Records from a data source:
····················

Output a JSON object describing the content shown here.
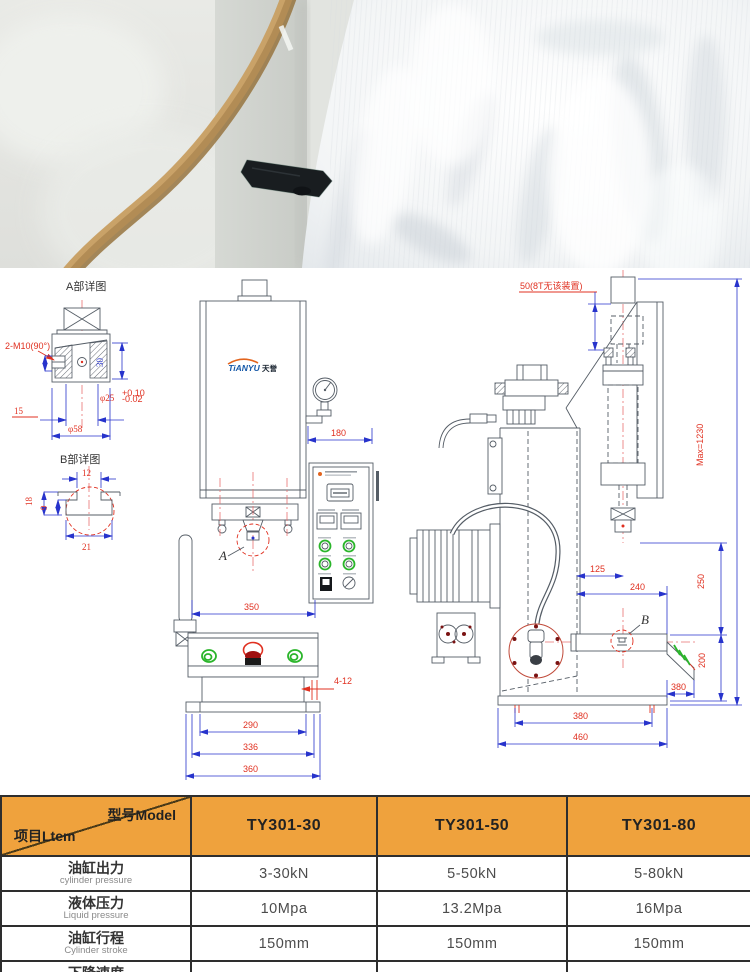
{
  "colors": {
    "table_header_orange": "#efa23d",
    "dimension_blue": "#2733cc",
    "annotation_red": "#e03020",
    "line_gray": "#555d66"
  },
  "drawing": {
    "detail_a": {
      "title": "A部详图",
      "thread": "2-M10(90°)",
      "dim_30": "30",
      "dim_15": "15",
      "bore": "φ25",
      "tol_plus": "+0.10",
      "tol_minus": "-0.02",
      "outer_dia": "φ58",
      "callout": "A"
    },
    "detail_b": {
      "title": "B部详图",
      "dim_12": "12",
      "dim_18": "18",
      "dim_9": "9",
      "dim_21": "21",
      "callout": "B"
    },
    "front_view": {
      "logo_en": "TiANYU",
      "logo_cn": "天誉",
      "dim_180": "180",
      "dim_350": "350",
      "dim_holes": "4-12",
      "dim_290": "290",
      "dim_336": "336",
      "dim_360": "360"
    },
    "side_view": {
      "note_50": "50(8T无该装置)",
      "max_height": "Max=1230",
      "dim_125": "125",
      "dim_240": "240",
      "dim_250": "250",
      "dim_200": "200",
      "dim_380_right": "380",
      "dim_380_bottom": "380",
      "dim_460": "460"
    }
  },
  "spec_table": {
    "header": {
      "model_label": "型号Model",
      "item_label": "项目Ltem",
      "models": [
        "TY301-30",
        "TY301-50",
        "TY301-80"
      ]
    },
    "rows": [
      {
        "cn": "油缸出力",
        "en": "cylinder pressure",
        "values": [
          "3-30kN",
          "5-50kN",
          "5-80kN"
        ]
      },
      {
        "cn": "液体压力",
        "en": "Liquid pressure",
        "values": [
          "10Mpa",
          "13.2Mpa",
          "16Mpa"
        ]
      },
      {
        "cn": "油缸行程",
        "en": "Cylinder stroke",
        "values": [
          "150mm",
          "150mm",
          "150mm"
        ]
      },
      {
        "cn": "下降速度",
        "en": "",
        "values": [
          "",
          "",
          ""
        ]
      }
    ]
  }
}
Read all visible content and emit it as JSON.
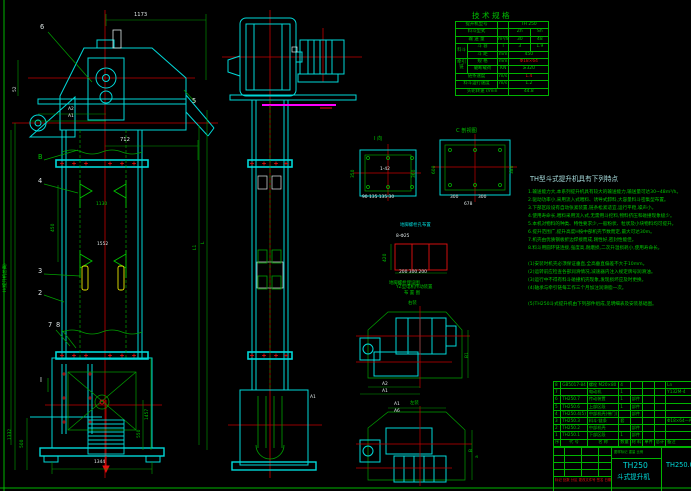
{
  "tech_table": {
    "title": "技 术 规 格",
    "rows": [
      {
        "label": "提升机型号",
        "unit": "",
        "v1": "TH 250",
        "v2": ""
      },
      {
        "label": "料斗型式",
        "unit": "",
        "v1": "Zh",
        "v2": "Sh"
      },
      {
        "label": "输 送 量",
        "unit": "m³/h",
        "v1": "30",
        "v2": "48"
      },
      {
        "group": "料斗",
        "label": "斗 容",
        "unit": "l",
        "v1": "3",
        "v2": "1.9"
      },
      {
        "label2": "斗 距",
        "unit": "mm",
        "v1": "450"
      },
      {
        "group2": "牵引链",
        "label": "规 格",
        "unit": "mm",
        "v1": "Φ18×64"
      },
      {
        "label2": "破断载荷",
        "unit": "KN",
        "v1": "≥320"
      },
      {
        "label": "链条速度",
        "unit": "m/s",
        "v1": "1.4"
      },
      {
        "label": "料斗运行速度",
        "unit": "m/s",
        "v1": "1.2"
      },
      {
        "label": "头轮转速 r/min",
        "v1": "44.8"
      }
    ]
  },
  "notes": {
    "heading": "TH型斗式提升机具有下列特点",
    "items": [
      "1.输送能力大,本系列提升机具有较大的输送能力,输送量可达30~48m³/h。",
      "2.驱动功率小,采用流入式喂料、诱导式卸料,大容量料斗密集型布置。",
      "3.下部区段设有自动张紧装置,链条松紧适宜,运行平稳,噪声小。",
      "4.使用寿命长,喂料采用流入式,无需用斗挖料,物料挤压和碰撞现象极少。",
      "5.本机对物料的种类、特性要求少,一般粉状、粒状及小块物料均可提升。",
      "6.提升范围广,提升高度H按中部机壳节数而定,最大可达30m。",
      "7.机壳由优质钢板折边焊接而成,刚性好,密封性能佳。",
      "8.料斗用圆环链连接,强度高,耐磨损,二次升温损耗小,使用寿命长。"
    ],
    "sub_items": [
      "(1)安装时机壳必须保证垂直,全高垂直偏差不大于10mm。",
      "(2)运转前应检查各部润滑情况,减速器内注入规定牌号润滑油。",
      "(3)运行中不得有料斗碰撞机壳现象,发现损坏应及时更换。",
      "(4)轴承与牵引链每工作三个月加注润滑脂一次。"
    ],
    "footer": "(5)TH250斗式提升机由下列部件组成,见明细表及安装基础图。"
  },
  "bom": {
    "headers": {
      "no": "序",
      "code": "代  号",
      "name": "名  称",
      "qty": "数量",
      "material": "材 料",
      "w1": "单件",
      "w2": "总计",
      "note": "备注"
    },
    "rows": [
      {
        "no": "8",
        "code": "GB5017-84",
        "name": "螺栓 M20×80",
        "qty": "4",
        "material": "",
        "note": "Ln"
      },
      {
        "no": "7",
        "code": "",
        "name": "电动机",
        "qty": "1",
        "material": "",
        "note": "Y132M-4"
      },
      {
        "no": "6",
        "code": "TH250.7",
        "name": "传动装置",
        "qty": "1",
        "material": "部件",
        "note": ""
      },
      {
        "no": "5",
        "code": "TH250.6",
        "name": "上部区段",
        "qty": "1",
        "material": "部件",
        "note": ""
      },
      {
        "no": "4",
        "code": "TH250.4(5)",
        "name": "中部机壳(带门)",
        "qty": "",
        "material": "部件",
        "note": ""
      },
      {
        "no": "3",
        "code": "TH250.3",
        "name": "料斗·链条",
        "qty": "套",
        "material": "",
        "note": "Φ18×64—A"
      },
      {
        "no": "2",
        "code": "TH250.2",
        "name": "中部机壳",
        "qty": "",
        "material": "部件",
        "note": ""
      },
      {
        "no": "1",
        "code": "TH250.1",
        "name": "下部区段",
        "qty": "1",
        "material": "部件",
        "note": ""
      }
    ]
  },
  "title_block": {
    "model": "TH250",
    "product": "斗式提升机",
    "drawing_no": "TH250.0",
    "rev_line": "标记 处数 分区 更改文件号 签名 日期",
    "scale_line": "图样标记  重量  比例"
  },
  "labels": {
    "p1": "1",
    "p2": "2",
    "p3": "3",
    "p4": "4",
    "p5": "5",
    "p6": "6",
    "p7": "7",
    "p8": "8",
    "B": "B",
    "I": "Ⅰ",
    "sec1": "Ⅰ 向",
    "sec2": "C 剖视图",
    "anchor_top": "地脚螺栓孔布置",
    "anchor_caption": "地脚螺栓埋设图",
    "plat_title1": "YZ型电机传动装置",
    "plat_title2": "布 置 图",
    "plat_up": "右装",
    "plat_low": "左装"
  },
  "dims": {
    "d1173": "1173",
    "d52": "52",
    "dA2": "A2",
    "dA1": "A1",
    "d712": "712",
    "d450": "450",
    "d1130": "1130",
    "d1552": "1552",
    "dH": "H(提升机总高)",
    "dL1": "L1",
    "dL": "L",
    "d1332": "1332",
    "d500": "500",
    "d1344": "1344",
    "d1457": "1457",
    "d550": "550",
    "mA1": "A1",
    "s1_left": "350",
    "s1_right": "360",
    "s1_bottom": "90 135 135 30",
    "s1_center": "1-42",
    "s2_left": "600",
    "s2_right": "380",
    "s2_b1": "300",
    "s2_b2": "300",
    "s2_total": "678",
    "an_bolt": "8-Φ25",
    "an_left": "420",
    "an_bottom": "200 300 200",
    "pu_A2": "A2",
    "pu_A1": "A1",
    "pu_B1": "B1",
    "pl_A1": "A1",
    "pl_A6": "A6",
    "pl_B": "B",
    "pl_a": "a"
  }
}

····················

Task brief:
Each line that holds the word "content" should be extracted from the records.

Response:
Output a JSON object describing the content shown here.
Read all visible content and emit it as JSON.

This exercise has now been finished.